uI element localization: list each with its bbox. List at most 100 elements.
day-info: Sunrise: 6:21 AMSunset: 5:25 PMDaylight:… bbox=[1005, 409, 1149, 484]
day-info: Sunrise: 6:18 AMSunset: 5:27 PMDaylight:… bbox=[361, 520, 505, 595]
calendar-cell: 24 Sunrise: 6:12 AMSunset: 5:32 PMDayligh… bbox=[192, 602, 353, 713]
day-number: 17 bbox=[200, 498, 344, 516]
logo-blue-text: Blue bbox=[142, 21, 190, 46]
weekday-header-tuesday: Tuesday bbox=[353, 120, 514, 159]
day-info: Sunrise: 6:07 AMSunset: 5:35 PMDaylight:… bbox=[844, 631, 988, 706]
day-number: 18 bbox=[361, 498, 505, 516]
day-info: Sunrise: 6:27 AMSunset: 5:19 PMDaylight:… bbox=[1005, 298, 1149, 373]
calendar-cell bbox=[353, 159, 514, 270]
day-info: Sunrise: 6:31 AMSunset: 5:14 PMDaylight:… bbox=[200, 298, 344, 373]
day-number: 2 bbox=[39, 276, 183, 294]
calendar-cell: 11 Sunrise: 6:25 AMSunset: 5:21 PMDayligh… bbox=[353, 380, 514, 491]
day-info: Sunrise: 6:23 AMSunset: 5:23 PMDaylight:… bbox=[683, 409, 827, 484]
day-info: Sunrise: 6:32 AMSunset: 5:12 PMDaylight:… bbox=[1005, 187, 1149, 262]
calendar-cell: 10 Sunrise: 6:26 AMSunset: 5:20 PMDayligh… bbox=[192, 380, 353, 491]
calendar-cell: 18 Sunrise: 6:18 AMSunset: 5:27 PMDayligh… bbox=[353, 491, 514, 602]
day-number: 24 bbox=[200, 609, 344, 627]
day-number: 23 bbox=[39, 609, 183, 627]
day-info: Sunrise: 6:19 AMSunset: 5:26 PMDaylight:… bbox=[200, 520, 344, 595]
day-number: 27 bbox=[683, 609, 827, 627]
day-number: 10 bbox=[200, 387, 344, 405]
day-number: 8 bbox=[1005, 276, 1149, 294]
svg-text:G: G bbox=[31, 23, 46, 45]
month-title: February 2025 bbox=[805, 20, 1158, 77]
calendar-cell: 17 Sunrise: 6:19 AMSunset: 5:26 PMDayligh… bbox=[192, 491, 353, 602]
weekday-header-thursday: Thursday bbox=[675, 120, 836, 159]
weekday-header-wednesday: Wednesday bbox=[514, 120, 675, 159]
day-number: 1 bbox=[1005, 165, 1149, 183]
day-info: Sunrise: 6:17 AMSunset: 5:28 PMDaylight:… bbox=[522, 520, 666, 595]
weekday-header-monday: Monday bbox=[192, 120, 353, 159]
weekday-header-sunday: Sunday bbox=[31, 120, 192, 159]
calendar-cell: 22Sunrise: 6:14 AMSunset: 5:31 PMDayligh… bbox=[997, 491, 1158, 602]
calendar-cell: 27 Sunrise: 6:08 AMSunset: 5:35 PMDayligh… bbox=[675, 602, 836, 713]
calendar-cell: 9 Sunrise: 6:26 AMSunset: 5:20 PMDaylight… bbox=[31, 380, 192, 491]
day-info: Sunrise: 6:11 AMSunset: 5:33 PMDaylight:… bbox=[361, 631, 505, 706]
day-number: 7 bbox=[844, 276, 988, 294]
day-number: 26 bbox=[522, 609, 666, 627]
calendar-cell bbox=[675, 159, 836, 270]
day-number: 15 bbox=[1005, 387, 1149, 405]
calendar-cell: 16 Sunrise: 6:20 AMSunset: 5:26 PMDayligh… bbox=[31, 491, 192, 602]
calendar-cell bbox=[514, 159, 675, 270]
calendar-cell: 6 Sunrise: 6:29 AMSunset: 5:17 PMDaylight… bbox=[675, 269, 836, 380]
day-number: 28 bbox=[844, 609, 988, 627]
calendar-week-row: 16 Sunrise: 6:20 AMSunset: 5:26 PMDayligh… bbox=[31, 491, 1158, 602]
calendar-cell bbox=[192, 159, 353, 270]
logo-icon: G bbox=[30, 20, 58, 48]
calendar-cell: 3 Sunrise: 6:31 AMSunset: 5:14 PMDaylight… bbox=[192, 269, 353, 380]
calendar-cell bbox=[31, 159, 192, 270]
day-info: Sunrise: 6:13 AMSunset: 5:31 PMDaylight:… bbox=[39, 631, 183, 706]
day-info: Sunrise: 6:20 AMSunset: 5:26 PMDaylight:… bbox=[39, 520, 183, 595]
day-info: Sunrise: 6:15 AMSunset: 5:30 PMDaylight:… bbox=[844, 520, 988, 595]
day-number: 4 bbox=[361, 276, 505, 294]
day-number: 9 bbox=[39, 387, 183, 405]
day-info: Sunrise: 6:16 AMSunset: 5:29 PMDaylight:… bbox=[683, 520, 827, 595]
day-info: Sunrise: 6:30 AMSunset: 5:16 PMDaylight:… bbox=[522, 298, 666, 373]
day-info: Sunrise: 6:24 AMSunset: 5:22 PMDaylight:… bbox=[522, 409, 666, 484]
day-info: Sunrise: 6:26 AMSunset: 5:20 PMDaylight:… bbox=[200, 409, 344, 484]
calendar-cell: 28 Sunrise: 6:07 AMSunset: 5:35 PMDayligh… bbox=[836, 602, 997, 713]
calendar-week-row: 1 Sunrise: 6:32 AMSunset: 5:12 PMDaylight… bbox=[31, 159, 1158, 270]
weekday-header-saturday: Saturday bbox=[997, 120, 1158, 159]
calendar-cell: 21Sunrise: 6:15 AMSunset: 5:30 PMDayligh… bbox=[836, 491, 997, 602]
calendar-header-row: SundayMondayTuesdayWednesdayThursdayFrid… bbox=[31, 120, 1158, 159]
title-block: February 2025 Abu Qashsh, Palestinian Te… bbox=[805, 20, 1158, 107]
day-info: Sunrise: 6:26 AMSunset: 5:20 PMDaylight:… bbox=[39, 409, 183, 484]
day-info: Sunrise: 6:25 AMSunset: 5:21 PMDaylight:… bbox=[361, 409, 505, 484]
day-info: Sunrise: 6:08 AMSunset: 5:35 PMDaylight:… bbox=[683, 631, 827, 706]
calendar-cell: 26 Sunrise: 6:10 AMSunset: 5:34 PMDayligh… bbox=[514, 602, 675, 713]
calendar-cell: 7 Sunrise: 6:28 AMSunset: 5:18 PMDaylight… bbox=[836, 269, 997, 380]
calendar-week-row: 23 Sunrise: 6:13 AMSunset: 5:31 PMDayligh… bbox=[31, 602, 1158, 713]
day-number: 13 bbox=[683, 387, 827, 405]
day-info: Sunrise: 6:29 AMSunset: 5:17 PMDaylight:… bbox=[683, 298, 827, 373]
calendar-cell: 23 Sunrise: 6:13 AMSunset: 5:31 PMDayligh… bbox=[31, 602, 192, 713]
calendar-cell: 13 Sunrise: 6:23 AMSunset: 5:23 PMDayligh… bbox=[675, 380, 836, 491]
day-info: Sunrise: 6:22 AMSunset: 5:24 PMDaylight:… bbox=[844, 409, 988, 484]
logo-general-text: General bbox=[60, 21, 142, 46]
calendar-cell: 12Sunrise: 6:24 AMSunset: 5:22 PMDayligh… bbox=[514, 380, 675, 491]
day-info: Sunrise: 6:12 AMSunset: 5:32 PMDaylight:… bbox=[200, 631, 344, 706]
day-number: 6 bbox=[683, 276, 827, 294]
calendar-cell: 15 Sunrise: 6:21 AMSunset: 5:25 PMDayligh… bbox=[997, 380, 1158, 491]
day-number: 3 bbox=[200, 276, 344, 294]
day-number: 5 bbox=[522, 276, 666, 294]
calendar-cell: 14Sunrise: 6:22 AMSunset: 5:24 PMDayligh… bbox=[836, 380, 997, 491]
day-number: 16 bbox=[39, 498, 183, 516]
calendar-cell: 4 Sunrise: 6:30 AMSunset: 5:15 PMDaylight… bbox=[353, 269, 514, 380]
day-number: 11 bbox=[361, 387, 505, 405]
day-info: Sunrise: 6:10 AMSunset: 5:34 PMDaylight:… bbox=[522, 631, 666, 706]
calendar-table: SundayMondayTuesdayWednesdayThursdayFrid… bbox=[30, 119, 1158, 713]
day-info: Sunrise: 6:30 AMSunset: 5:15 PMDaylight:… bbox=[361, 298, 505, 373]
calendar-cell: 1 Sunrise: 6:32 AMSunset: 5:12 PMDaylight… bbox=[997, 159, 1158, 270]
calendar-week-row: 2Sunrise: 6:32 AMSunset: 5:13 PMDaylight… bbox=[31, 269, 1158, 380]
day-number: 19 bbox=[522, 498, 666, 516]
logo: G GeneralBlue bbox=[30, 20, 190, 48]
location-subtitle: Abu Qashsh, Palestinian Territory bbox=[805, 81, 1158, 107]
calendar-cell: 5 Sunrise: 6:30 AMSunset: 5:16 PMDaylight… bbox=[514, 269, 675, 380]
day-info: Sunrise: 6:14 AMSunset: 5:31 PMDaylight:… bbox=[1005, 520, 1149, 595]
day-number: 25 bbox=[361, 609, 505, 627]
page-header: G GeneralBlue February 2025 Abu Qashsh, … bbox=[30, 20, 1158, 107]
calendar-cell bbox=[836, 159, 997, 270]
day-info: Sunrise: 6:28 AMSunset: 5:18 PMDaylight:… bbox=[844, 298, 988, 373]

...

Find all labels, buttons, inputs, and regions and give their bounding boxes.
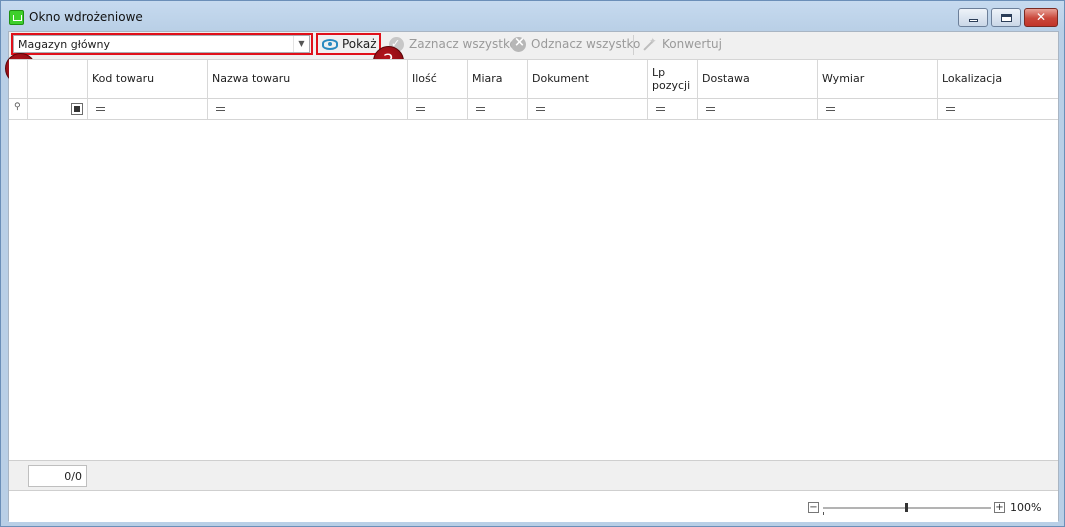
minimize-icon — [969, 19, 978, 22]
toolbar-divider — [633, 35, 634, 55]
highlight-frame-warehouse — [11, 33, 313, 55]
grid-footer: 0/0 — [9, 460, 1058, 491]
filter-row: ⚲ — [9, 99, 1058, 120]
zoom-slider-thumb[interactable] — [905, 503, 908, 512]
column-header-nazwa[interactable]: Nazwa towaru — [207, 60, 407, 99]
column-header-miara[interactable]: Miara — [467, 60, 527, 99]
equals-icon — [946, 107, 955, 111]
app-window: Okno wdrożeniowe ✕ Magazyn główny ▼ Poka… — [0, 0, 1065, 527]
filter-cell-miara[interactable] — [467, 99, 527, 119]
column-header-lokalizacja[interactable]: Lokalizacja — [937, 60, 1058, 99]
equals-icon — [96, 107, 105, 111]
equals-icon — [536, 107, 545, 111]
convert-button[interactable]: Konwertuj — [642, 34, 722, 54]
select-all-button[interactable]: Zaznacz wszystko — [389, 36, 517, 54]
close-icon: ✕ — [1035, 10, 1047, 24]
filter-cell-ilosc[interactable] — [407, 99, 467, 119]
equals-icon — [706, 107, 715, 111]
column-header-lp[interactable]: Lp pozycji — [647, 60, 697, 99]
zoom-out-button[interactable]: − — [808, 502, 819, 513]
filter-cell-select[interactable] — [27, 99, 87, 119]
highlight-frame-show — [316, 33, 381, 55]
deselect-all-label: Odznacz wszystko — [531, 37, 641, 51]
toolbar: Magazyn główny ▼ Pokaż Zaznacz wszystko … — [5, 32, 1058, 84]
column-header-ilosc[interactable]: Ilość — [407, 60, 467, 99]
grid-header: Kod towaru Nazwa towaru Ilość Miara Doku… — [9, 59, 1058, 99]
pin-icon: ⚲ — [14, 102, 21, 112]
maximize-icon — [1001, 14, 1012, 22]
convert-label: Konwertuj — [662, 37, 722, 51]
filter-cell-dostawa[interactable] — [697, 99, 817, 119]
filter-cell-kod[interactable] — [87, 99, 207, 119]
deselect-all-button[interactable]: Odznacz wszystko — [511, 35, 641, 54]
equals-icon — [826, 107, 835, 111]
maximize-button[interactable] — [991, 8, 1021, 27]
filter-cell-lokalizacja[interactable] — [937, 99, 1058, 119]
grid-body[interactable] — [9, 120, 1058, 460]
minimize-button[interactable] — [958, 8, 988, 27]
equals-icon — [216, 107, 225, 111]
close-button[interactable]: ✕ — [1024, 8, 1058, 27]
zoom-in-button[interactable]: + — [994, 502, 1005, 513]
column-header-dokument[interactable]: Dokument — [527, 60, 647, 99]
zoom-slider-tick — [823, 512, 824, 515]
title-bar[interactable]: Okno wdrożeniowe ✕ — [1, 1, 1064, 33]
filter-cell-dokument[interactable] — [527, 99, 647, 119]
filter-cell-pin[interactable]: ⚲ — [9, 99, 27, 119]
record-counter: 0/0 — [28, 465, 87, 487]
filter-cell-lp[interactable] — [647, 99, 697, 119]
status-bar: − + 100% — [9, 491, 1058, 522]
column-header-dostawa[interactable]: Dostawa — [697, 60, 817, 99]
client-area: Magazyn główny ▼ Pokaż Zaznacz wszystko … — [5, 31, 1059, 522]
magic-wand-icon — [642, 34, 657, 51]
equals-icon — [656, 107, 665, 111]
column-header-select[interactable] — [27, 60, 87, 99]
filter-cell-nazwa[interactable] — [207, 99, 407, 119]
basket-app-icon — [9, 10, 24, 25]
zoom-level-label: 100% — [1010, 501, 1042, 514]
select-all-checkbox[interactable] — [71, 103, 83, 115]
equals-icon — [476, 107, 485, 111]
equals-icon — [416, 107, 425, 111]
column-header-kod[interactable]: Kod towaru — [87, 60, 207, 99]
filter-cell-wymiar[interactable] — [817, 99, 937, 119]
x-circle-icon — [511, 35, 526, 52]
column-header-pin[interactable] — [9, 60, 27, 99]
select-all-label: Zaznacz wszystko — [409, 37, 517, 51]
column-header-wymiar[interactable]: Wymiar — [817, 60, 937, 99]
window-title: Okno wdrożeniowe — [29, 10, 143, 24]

Exercise objective: Reproduce these lines verbatim, starting with the line that contains "minimize-icon — [969, 19, 978, 22]" and going on through the line that contains "pin-icon: ⚲ — [14, 102, 21, 112]", both included.

Answer to the problem:
minimize-icon — [969, 19, 978, 22]
toolbar-divider — [633, 35, 634, 55]
highlight-frame-warehouse — [11, 33, 313, 55]
grid-footer: 0/0 — [9, 460, 1058, 491]
filter-row: ⚲ — [9, 99, 1058, 120]
zoom-slider-thumb[interactable] — [905, 503, 908, 512]
column-header-nazwa[interactable]: Nazwa towaru — [207, 60, 407, 99]
column-header-miara[interactable]: Miara — [467, 60, 527, 99]
equals-icon — [946, 107, 955, 111]
app-window: Okno wdrożeniowe ✕ Magazyn główny ▼ Poka… — [0, 0, 1065, 527]
filter-cell-miara[interactable] — [467, 99, 527, 119]
column-header-lokalizacja[interactable]: Lokalizacja — [937, 60, 1058, 99]
equals-icon — [96, 107, 105, 111]
equals-icon — [536, 107, 545, 111]
convert-button[interactable]: Konwertuj — [642, 34, 722, 54]
select-all-button[interactable]: Zaznacz wszystko — [389, 36, 517, 54]
close-icon: ✕ — [1035, 10, 1047, 24]
filter-cell-ilosc[interactable] — [407, 99, 467, 119]
equals-icon — [706, 107, 715, 111]
column-header-lp[interactable]: Lp pozycji — [647, 60, 697, 99]
zoom-out-button[interactable]: − — [808, 502, 819, 513]
filter-cell-select[interactable] — [27, 99, 87, 119]
highlight-frame-show — [316, 33, 381, 55]
deselect-all-label: Odznacz wszystko — [531, 37, 641, 51]
toolbar: Magazyn główny ▼ Pokaż Zaznacz wszystko … — [5, 32, 1058, 84]
column-header-ilosc[interactable]: Ilość — [407, 60, 467, 99]
grid-header: Kod towaru Nazwa towaru Ilość Miara Doku… — [9, 59, 1058, 99]
pin-icon: ⚲ — [14, 102, 21, 112]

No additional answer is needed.